##### Document passage #####
All opeartions that encrypt the flag can be found at ins_block_ad and ins_block_ae:
ins_block_ad
rbp = ([(rsp + 128)].qword_size + 8)
rbx = (((([([(rsp + 128)].qword_size + 8)].qword_size >> 8) | ([([(rsp + 128)].qword_size + 8)].qword_size << 56)) + [([(rsp + 128)].qword_size + 16)].qword_size) ^ [([([(rsp + 128)].qword_size + 24)].qword_size + ((4 ^ [([(rsp + 128)].qword_size + 0)].qword_size) << 3))].qword_size)
r12 = (r12 + 1)
ins_block_ae
rbp = ([(rsp + 128)].qword_size + 16)
rbx = ((([([(rsp + 128)].qword_size + 16)].qword_size << 3) | ([([(rsp + 128)].qword_size + 16)].qword_size >> 61)) ^ [([(rsp + 128)].qword_size + 8)].qword_size)
r12 = (r12 + 1)
After understanding the algorithm, I implemented the encryption part in python:
from pwn import *
key = bytes.fromhex('3644607d4311ecda06c054893ea63302d51611e49ec895a2457b376e6f95e69c3ae13d773a755a62a36eab01cb4d0c6a17c63817f743e78a7119957f9cd6fbc01ca7f358862c4d89653a05792ca4b2514701ea5f8f5e5b5f28cfd1b375d9f437a029905d0fcc64f5fa0ad2ec6dee897d9c09426593ee2f971197554baa3bd45f76641a26ab3b1babf638442fcb2ba9ffb41742bb98c219be32c613a7f007933128f80ee4865acc45a6499cc7dc7af7d10e78668f6dc64c39253c2a60128e65b814b714df5ce1fbcfd544575608b2d7766011bcf7832a5d5f8e9ce104215faed1cf799664245fabd00fda69b4e9c1530f4564b4dd6fc443fac97c90ed4581dae548561344c74fc6e29e54a10c371ca0fc5134c77c214f8a334ba3d8f3dba03246329e2b5d6a079838027db3fb3e2f6164bb845dbaa4a908dbde6e29df50e6455c')
##### Data for review #####
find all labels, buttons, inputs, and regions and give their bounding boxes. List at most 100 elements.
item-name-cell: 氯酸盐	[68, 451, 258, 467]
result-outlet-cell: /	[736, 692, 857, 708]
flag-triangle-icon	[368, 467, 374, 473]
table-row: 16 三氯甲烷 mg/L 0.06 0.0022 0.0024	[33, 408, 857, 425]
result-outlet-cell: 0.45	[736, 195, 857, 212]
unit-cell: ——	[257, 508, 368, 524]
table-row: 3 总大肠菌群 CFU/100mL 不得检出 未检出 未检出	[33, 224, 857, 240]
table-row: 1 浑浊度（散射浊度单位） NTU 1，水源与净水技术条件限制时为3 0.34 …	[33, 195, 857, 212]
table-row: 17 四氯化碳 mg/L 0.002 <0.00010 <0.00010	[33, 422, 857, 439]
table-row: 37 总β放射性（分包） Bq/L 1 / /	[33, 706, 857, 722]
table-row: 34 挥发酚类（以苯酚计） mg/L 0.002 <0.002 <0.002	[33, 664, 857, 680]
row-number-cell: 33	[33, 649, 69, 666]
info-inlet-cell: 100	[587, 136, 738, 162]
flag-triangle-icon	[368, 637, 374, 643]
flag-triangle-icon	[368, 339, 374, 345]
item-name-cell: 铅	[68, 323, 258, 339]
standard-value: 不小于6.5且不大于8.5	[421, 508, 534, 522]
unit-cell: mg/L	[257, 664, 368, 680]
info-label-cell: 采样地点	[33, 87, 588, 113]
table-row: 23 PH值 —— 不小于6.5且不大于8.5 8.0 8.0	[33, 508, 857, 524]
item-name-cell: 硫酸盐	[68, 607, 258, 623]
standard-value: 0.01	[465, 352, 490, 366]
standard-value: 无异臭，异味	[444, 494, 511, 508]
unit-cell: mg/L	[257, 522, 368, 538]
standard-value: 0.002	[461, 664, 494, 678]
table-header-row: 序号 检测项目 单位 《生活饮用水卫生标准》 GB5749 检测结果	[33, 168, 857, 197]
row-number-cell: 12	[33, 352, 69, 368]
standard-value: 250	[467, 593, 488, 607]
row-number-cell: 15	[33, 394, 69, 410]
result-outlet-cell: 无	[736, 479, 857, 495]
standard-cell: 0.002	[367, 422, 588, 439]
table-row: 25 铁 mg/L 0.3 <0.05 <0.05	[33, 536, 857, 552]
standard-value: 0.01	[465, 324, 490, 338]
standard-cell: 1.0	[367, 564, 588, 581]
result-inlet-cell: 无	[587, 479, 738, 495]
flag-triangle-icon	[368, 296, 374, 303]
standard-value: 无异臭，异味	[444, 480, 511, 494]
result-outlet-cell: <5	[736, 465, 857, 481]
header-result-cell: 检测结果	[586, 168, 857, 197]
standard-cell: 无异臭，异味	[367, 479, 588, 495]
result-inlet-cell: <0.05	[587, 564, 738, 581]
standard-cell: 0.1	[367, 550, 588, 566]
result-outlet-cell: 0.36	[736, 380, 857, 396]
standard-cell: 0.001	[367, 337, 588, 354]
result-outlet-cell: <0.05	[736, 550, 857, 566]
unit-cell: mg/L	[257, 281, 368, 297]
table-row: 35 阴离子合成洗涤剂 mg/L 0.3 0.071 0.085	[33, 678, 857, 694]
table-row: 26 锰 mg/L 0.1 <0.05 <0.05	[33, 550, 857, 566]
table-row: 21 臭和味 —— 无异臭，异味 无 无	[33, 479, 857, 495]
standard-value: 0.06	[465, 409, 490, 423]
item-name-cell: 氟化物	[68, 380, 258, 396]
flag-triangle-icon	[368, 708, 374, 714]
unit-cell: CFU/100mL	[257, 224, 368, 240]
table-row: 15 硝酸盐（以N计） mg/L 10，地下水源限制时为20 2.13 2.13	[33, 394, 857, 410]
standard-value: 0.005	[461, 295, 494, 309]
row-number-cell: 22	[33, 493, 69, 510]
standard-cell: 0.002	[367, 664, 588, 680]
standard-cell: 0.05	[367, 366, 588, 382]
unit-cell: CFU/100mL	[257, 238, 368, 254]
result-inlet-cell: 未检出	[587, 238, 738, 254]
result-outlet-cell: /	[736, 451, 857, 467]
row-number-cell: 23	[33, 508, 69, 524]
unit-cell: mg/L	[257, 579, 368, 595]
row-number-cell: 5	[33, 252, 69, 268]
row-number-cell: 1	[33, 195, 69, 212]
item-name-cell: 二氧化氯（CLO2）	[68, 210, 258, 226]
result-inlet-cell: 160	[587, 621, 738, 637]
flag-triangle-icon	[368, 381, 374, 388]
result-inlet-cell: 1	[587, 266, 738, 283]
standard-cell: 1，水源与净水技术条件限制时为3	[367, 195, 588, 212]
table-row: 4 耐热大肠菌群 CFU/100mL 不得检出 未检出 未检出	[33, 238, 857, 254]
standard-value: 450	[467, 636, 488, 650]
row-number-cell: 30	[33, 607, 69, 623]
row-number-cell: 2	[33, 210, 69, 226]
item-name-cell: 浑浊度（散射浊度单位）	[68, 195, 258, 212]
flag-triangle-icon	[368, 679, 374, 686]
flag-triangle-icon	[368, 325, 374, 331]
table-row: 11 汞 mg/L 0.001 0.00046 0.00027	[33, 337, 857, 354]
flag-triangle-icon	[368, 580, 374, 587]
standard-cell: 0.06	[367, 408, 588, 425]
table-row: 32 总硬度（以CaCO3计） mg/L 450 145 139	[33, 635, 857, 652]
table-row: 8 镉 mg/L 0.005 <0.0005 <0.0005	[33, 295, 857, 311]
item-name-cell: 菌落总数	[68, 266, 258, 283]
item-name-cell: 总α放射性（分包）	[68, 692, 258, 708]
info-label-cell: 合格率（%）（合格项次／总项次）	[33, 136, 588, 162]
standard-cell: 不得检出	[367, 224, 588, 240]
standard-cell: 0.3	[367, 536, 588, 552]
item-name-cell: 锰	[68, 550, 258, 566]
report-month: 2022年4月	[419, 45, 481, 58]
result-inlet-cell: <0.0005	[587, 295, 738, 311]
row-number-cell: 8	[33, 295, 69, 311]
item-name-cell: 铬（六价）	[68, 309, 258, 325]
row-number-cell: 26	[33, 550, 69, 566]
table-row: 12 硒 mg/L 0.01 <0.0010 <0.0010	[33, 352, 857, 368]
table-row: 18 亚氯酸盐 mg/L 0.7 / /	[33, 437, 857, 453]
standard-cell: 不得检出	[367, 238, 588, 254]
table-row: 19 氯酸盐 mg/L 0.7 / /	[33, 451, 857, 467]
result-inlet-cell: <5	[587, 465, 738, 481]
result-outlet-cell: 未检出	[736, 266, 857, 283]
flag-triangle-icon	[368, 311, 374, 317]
#####
### Exercise
Transcribe the stretch of the passage on the flag encryption from "All opeartions that" through "128)].qword_size + 8)].qword_size)". These entries have no connection to the passage on the flag encryption.

### Completed task
All opeartions that encrypt the flag can be found at ins_block_ad and ins_block_ae:
ins_block_ad
rbp = ([(rsp + 128)].qword_size + 8)
rbx = (((([([(rsp + 128)].qword_size + 8)].qword_size >> 8) | ([([(rsp + 128)].qword_size + 8)].qword_size << 56)) + [([(rsp + 128)].qword_size + 16)].qword_size) ^ [([([(rsp + 128)].qword_size + 24)].qword_size + ((4 ^ [([(rsp + 128)].qword_size + 0)].qword_size) << 3))].qword_size)
r12 = (r12 + 1)
ins_block_ae
rbp = ([(rsp + 128)].qword_size + 16)
rbx = ((([([(rsp + 128)].qword_size + 16)].qword_size << 3) | ([([(rsp + 128)].qword_size + 16)].qword_size >> 61)) ^ [([(rsp + 128)].qword_size + 8)].qword_size)